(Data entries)

********************

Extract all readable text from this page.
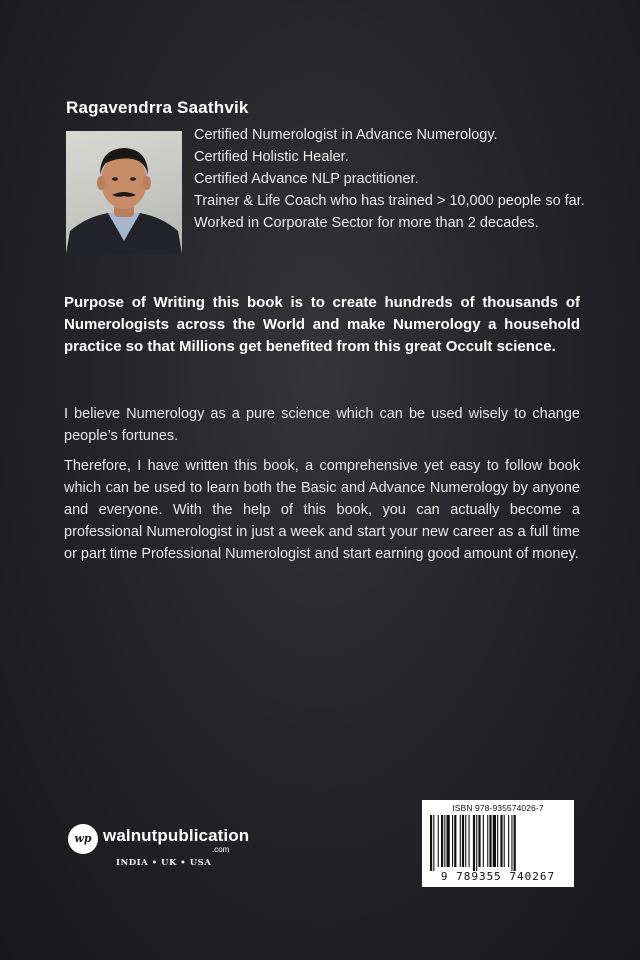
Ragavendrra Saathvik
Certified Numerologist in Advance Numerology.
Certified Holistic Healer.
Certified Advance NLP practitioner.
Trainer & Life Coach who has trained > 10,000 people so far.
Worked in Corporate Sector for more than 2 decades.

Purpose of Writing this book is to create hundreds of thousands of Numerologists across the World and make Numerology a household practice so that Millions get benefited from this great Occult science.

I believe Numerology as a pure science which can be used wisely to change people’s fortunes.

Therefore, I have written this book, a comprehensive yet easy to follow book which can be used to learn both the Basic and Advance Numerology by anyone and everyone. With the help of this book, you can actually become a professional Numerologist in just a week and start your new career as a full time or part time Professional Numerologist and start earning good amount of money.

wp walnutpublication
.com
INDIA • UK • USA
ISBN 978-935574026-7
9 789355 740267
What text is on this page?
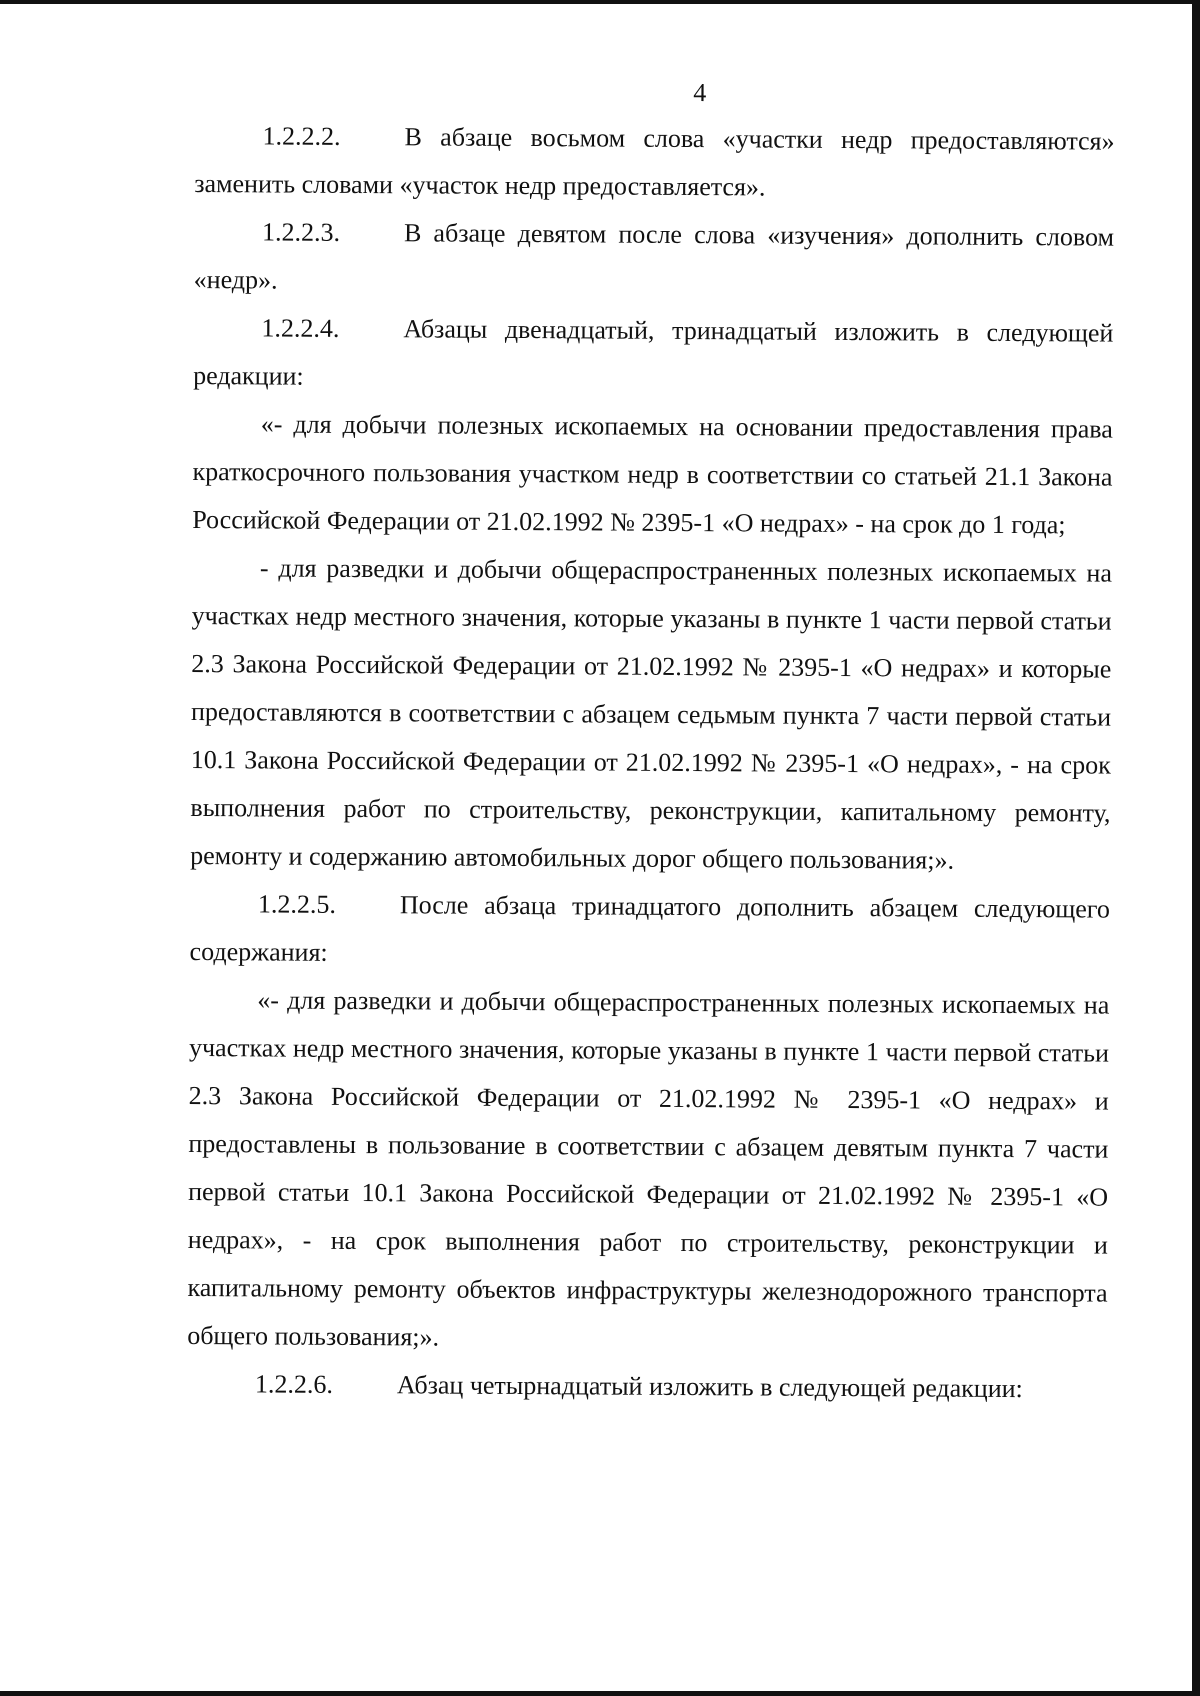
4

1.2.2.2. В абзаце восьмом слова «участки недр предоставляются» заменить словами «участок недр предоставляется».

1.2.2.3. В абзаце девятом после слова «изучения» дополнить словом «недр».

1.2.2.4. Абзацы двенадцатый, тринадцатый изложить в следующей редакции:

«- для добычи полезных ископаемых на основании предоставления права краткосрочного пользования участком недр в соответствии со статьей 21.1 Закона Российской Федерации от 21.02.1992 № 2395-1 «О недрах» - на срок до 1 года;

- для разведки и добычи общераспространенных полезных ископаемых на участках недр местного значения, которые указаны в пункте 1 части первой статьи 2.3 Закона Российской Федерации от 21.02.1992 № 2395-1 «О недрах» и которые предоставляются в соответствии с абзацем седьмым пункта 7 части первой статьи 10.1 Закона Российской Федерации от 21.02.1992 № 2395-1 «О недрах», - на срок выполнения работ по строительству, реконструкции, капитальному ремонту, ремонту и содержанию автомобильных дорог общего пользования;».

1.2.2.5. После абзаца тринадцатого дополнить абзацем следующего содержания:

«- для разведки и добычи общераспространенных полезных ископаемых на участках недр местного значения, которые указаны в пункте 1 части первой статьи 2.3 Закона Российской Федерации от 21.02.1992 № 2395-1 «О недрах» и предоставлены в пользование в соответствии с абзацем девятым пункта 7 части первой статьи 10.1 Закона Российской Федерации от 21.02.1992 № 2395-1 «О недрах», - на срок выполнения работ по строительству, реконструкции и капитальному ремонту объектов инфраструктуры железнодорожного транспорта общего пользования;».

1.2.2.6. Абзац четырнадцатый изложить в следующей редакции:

********************

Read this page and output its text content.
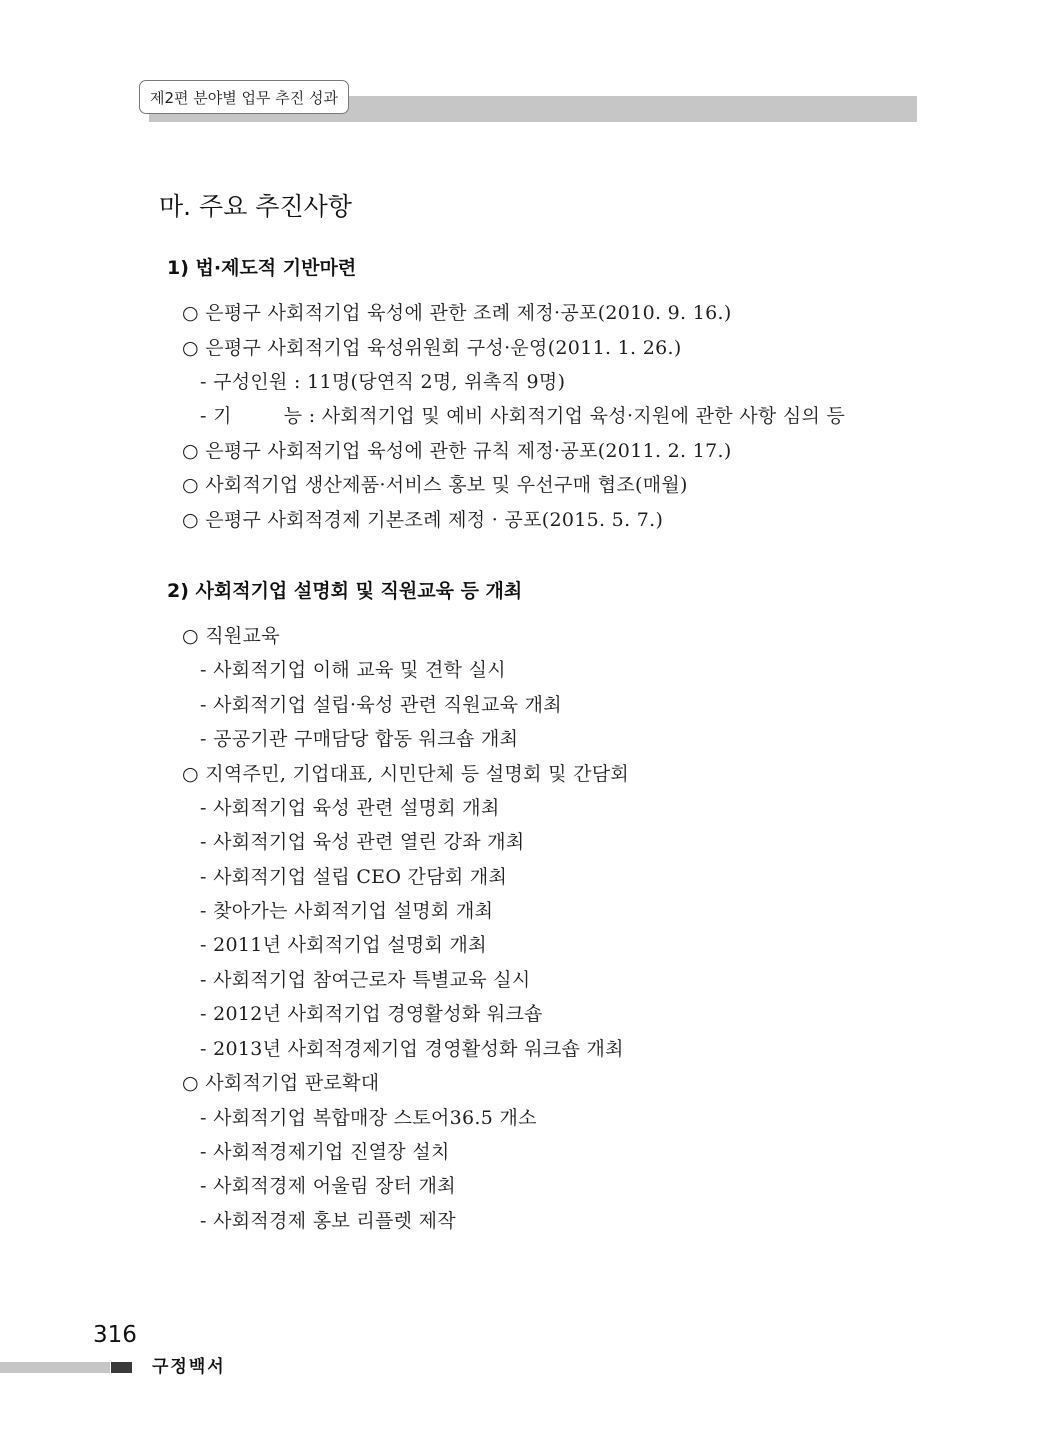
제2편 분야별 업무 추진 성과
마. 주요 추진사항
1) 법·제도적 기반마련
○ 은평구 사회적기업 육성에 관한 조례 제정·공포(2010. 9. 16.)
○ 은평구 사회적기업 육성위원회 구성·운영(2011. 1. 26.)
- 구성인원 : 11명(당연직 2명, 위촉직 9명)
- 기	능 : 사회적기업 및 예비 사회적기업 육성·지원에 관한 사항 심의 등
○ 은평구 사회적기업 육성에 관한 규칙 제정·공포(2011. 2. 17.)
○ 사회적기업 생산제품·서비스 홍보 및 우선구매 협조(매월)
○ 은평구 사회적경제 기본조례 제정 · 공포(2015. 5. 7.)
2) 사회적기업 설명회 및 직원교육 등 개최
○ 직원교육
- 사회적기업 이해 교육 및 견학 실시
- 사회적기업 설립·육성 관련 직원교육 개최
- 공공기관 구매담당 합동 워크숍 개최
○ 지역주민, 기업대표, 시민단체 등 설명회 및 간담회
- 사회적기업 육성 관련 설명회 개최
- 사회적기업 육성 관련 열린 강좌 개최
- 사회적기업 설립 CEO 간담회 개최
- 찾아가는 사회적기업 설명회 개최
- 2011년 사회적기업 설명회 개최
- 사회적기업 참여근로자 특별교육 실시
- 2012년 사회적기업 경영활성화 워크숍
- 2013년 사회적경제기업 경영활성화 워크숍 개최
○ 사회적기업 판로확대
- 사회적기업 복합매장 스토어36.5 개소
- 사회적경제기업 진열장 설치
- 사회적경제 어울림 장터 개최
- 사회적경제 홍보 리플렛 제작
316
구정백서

********************

◆ **PROMPT**:
Go through the entries above and copy every line containing "사회적경제기업".

◆ **RESULT OF THE EXERCISE**:
- 2013년 사회적경제기업 경영활성화 워크숍 개최
- 사회적경제기업 진열장 설치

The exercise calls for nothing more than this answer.